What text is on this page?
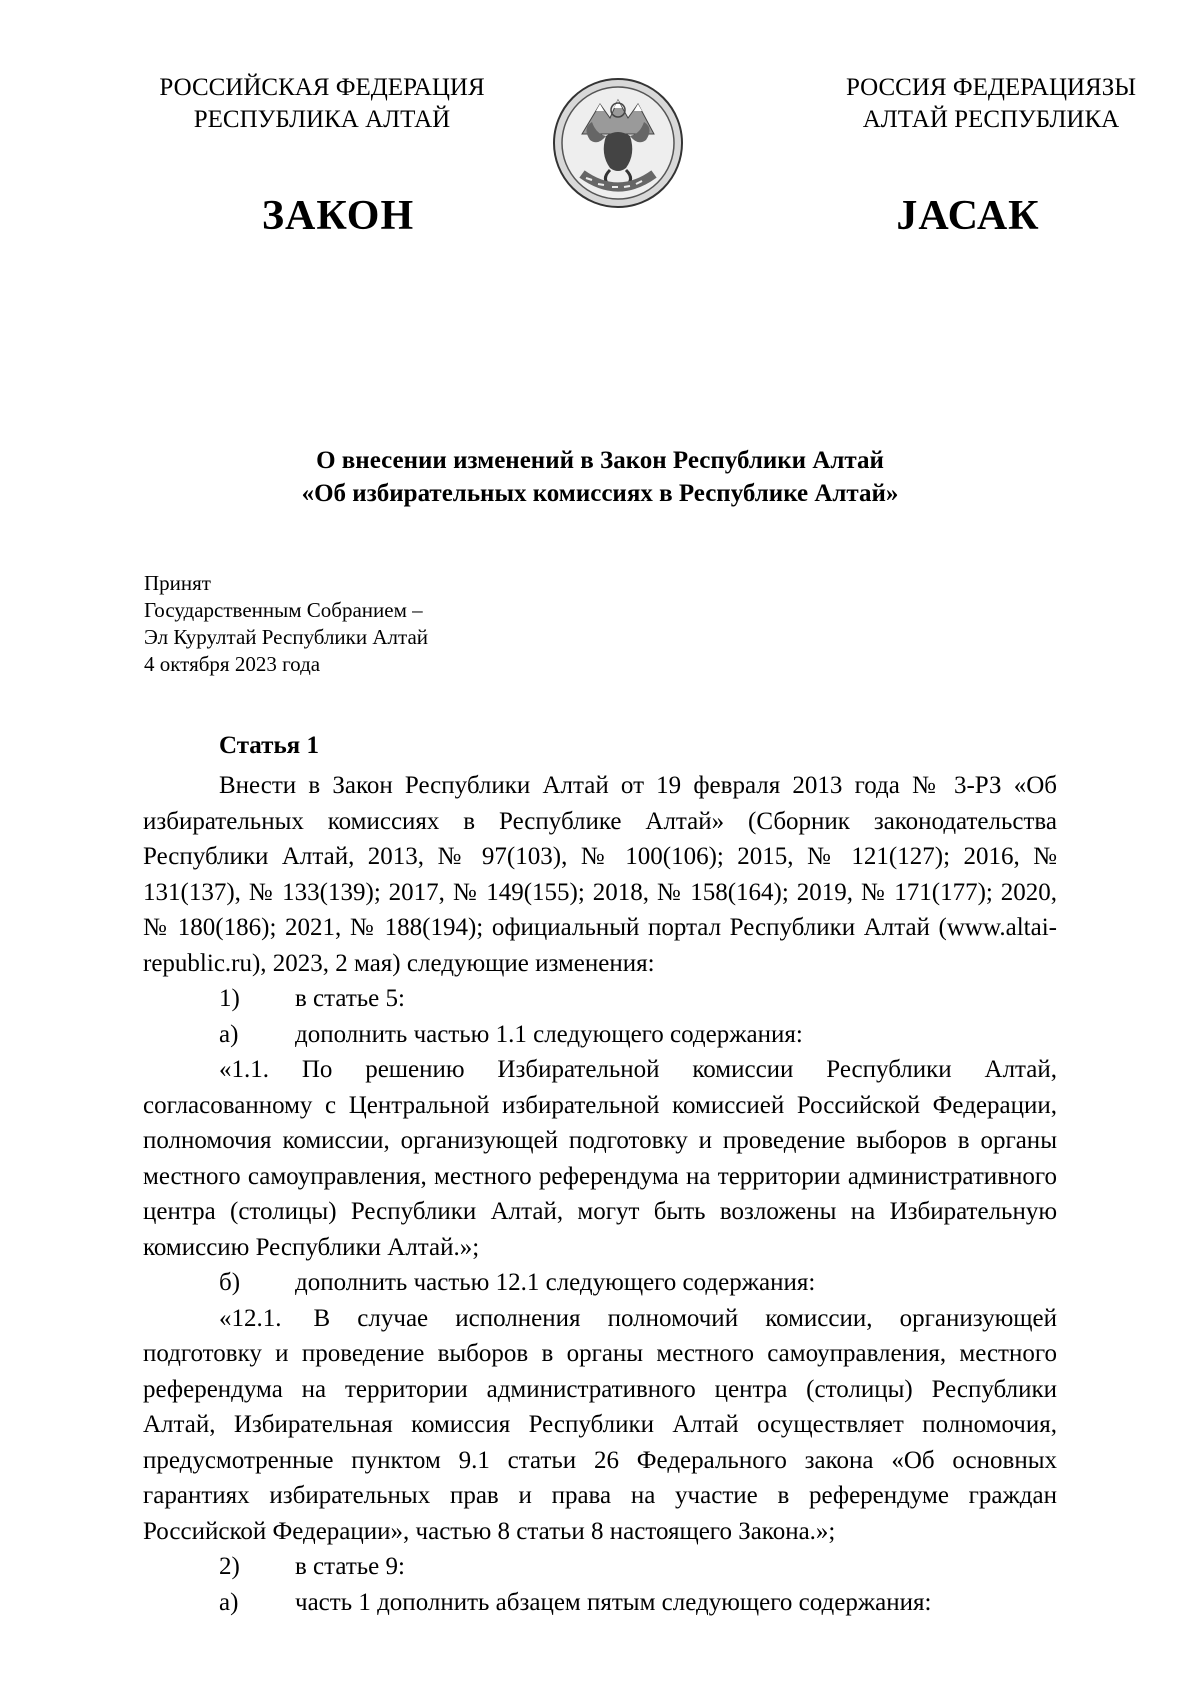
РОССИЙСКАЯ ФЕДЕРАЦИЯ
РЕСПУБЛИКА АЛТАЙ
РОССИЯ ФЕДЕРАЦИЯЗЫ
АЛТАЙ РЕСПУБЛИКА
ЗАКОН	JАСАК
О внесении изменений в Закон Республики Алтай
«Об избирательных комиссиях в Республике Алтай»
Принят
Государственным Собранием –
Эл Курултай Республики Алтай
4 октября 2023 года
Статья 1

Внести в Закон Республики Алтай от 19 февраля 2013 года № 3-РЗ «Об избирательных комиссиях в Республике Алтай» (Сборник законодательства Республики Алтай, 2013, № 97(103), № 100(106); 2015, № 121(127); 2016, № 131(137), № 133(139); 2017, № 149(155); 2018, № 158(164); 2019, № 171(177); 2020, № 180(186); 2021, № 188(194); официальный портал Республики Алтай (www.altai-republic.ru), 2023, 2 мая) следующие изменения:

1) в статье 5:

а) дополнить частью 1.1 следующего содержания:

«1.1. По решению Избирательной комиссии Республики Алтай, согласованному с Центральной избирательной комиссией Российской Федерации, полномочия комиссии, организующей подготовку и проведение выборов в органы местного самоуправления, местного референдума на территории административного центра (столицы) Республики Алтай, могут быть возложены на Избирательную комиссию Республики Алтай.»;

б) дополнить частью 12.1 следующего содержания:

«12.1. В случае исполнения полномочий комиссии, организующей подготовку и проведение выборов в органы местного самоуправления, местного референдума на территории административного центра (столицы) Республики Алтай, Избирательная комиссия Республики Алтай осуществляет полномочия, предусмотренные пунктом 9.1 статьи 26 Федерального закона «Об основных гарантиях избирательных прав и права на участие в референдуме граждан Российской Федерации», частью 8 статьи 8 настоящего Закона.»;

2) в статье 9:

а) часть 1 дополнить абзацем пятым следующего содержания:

.....

Stated task
Exclude every picture and copy the remaining data exactly.

Task output
What text is on this page?
РОССИЙСКАЯ ФЕДЕРАЦИЯ
РЕСПУБЛИКА АЛТАЙ
РОССИЯ ФЕДЕРАЦИЯЗЫ
АЛТАЙ РЕСПУБЛИКА
ЗАКОН	JАСАК
О внесении изменений в Закон Республики Алтай
«Об избирательных комиссиях в Республике Алтай»
Принят
Государственным Собранием –
Эл Курултай Республики Алтай
4 октября 2023 года
Статья 1

Внести в Закон Республики Алтай от 19 февраля 2013 года № 3-РЗ «Об избирательных комиссиях в Республике Алтай» (Сборник законодательства Республики Алтай, 2013, № 97(103), № 100(106); 2015, № 121(127); 2016, № 131(137), № 133(139); 2017, № 149(155); 2018, № 158(164); 2019, № 171(177); 2020, № 180(186); 2021, № 188(194); официальный портал Республики Алтай (www.altai-republic.ru), 2023, 2 мая) следующие изменения:

1) в статье 5:

а) дополнить частью 1.1 следующего содержания:

«1.1. По решению Избирательной комиссии Республики Алтай, согласованному с Центральной избирательной комиссией Российской Федерации, полномочия комиссии, организующей подготовку и проведение выборов в органы местного самоуправления, местного референдума на территории административного центра (столицы) Республики Алтай, могут быть возложены на Избирательную комиссию Республики Алтай.»;

б) дополнить частью 12.1 следующего содержания:

«12.1. В случае исполнения полномочий комиссии, организующей подготовку и проведение выборов в органы местного самоуправления, местного референдума на территории административного центра (столицы) Республики Алтай, Избирательная комиссия Республики Алтай осуществляет полномочия, предусмотренные пунктом 9.1 статьи 26 Федерального закона «Об основных гарантиях избирательных прав и права на участие в референдуме граждан Российской Федерации», частью 8 статьи 8 настоящего Закона.»;

2) в статье 9:

а) часть 1 дополнить абзацем пятым следующего содержания:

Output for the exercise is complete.